■ Supplied data
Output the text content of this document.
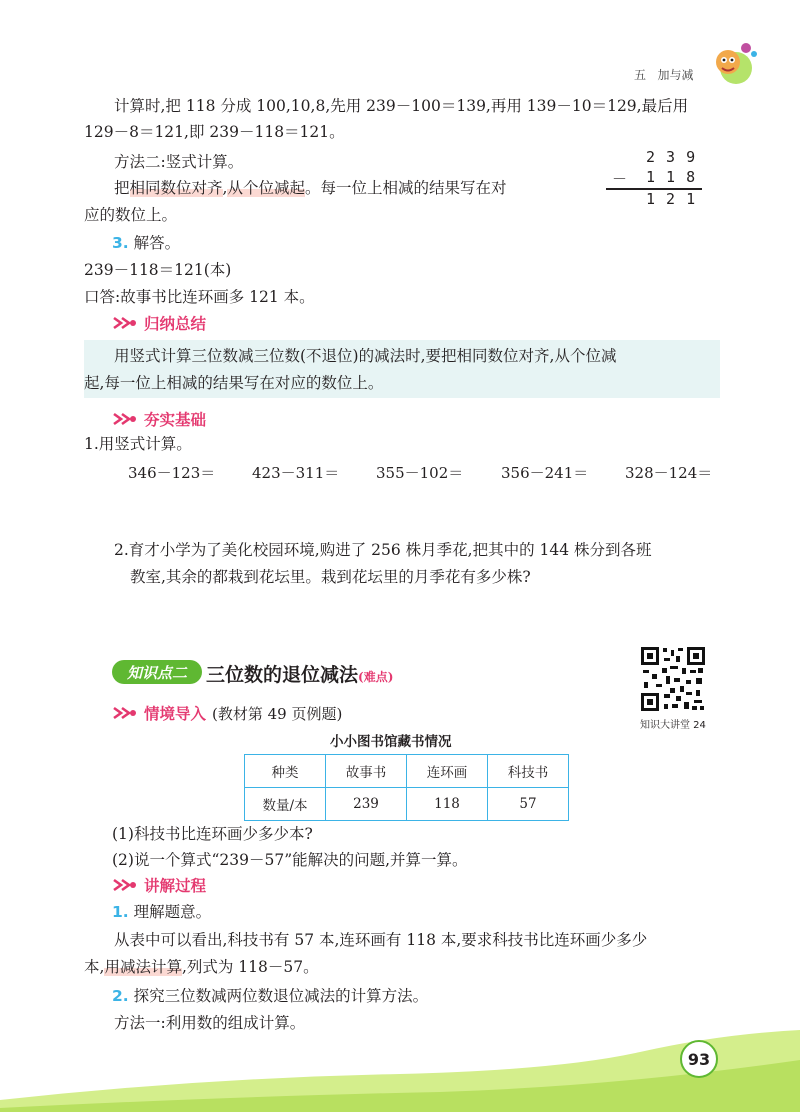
五 加与减
计算时,把 118 分成 100,10,8,先用 239－100＝139,再用 139－10＝129,最后用
129－8＝121,即 239－118＝121。
方法二:竖式计算。
把相同数位对齐,从个位减起。每一位上相减的结果写在对
应的数位上。
2 3 9
－ 1 1 8
1 2 1
3. 解答。
239－118＝121(本)
口答:故事书比连环画多 121 本。
归纳总结
用竖式计算三位数减三位数(不退位)的减法时,要把相同数位对齐,从个位减
起,每一位上相减的结果写在对应的数位上。
夯实基础
1.用竖式计算。
346－123＝ 423－311＝ 355－102＝	356－241＝ 328－124＝
2.育才小学为了美化校园环境,购进了 256 株月季花,把其中的 144 株分到各班
教室,其余的都栽到花坛里。栽到花坛里的月季花有多少株?
知识点二 三位数的退位减法(难点)
知识大讲堂 24
情境导入 (教材第 49 页例题)
小小图书馆藏书情况
种类	故事书	连环画	科技书
数量/本	239	118	57
(1)科技书比连环画少多少本?
(2)说一个算式“239－57”能解决的问题,并算一算。
讲解过程
1. 理解题意。
从表中可以看出,科技书有 57 本,连环画有 118 本,要求科技书比连环画少多少
本,用减法计算,列式为 118－57。
2. 探究三位数减两位数退位减法的计算方法。
方法一:利用数的组成计算。
93
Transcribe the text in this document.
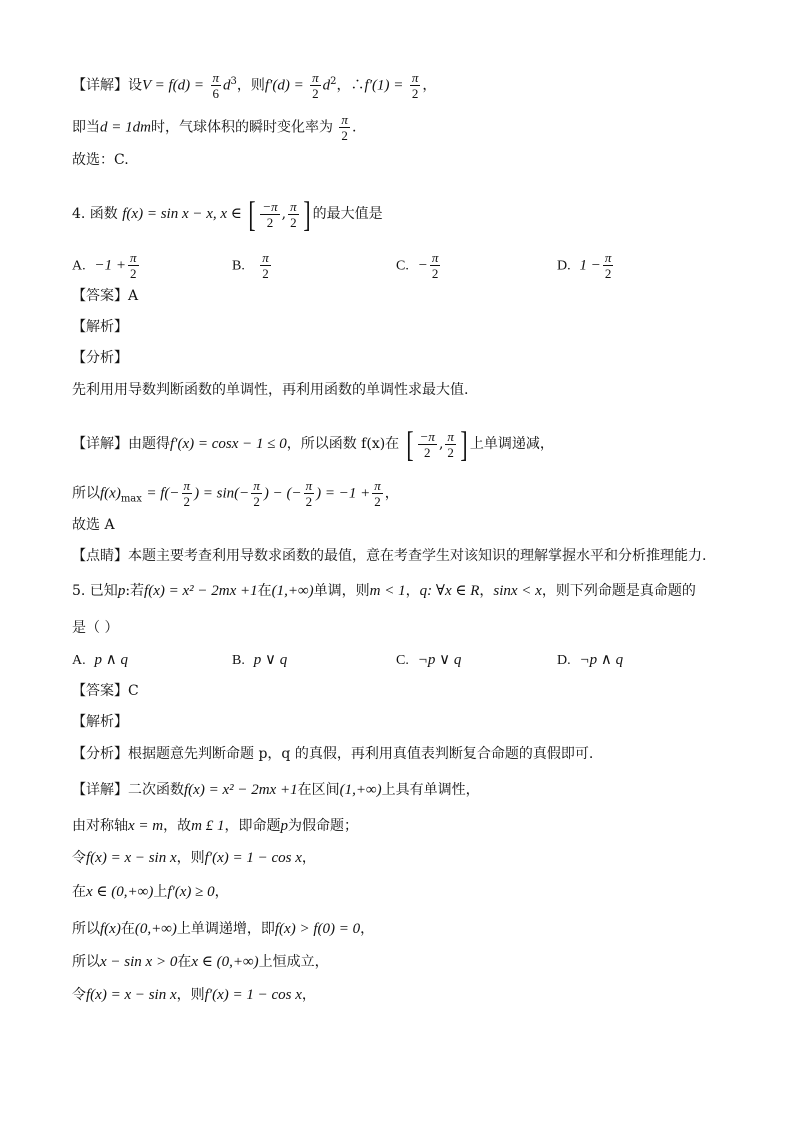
【详解】设$V = f(d) = \frac{\pi}{6} d^3$，则$f'(d) = \frac{\pi}{2} d^2$，∴f′(1) = $\frac{\pi}{2}$ ，
即当d = 1dm时，气球体积的瞬时变化率为 $\frac{\pi}{2}$ .
故选：C.
4. 函数 f(x) = sin x − x, x ∈ [ $\frac{-\pi}{2}$ , $\frac{\pi}{2}$ ] 的最大值是
A. $-1 + \frac{\pi}{2}$	B. $\frac{\pi}{2}$	C. − $\frac{\pi}{2}$	D. $1 - \frac{\pi}{2}$
【答案】A
【解析】
【分析】
先利用用导数判断函数的单调性，再利用函数的单调性求最大值.
【详解】由题得f′(x) = cosx − 1 ≤ 0，所以函数 f(x)在 [ $\frac{-\pi}{2}$ , $\frac{\pi}{2}$ ] 上单调递减，
所以$f(x)_{max} = f(- \frac{\pi}{2}$ ) = $\sin(- \frac{\pi}{2}$ ) − (− $\frac{\pi}{2}$ ) = $-1 + \frac{\pi}{2}$ ，
故选 A
【点睛】本题主要考查利用导数求函数的最值，意在考查学生对该知识的理解掌握水平和分析推理能力.
5. 已知p:若f(x) = x² − 2mx +1在(1,+∞)单调，则m < 1，q: ∀x ∈ R，sinx < x，则下列命题是真命题的
是（ ）
A. p ∧ q	B. p ∨ q	C. ¬p ∨ q	D. ¬p ∧ q
【答案】C
【解析】
【分析】根据题意先判断命题 p，q 的真假，再利用真值表判断复合命题的真假即可.
【详解】二次函数f(x) = x² − 2mx +1在区间(1,+∞)上具有单调性，
由对称轴x = m，故m £ 1，即命题p为假命题；
令f(x) = x − sin x，则f′(x) = 1 − cos x，
在x ∈ (0,+∞)上f′(x) ≥ 0，
所以f(x)在(0,+∞)上单调递增，即f(x) > f(0) = 0，
所以x − sin x > 0在x ∈ (0,+∞)上恒成立，
令f(x) = x − sin x，则f′(x) = 1 − cos x，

■ Exercise goal
Spot every line that holds "text" and copy it.

■ Final result
Output the text content of this document.
Transcribe the text in this document.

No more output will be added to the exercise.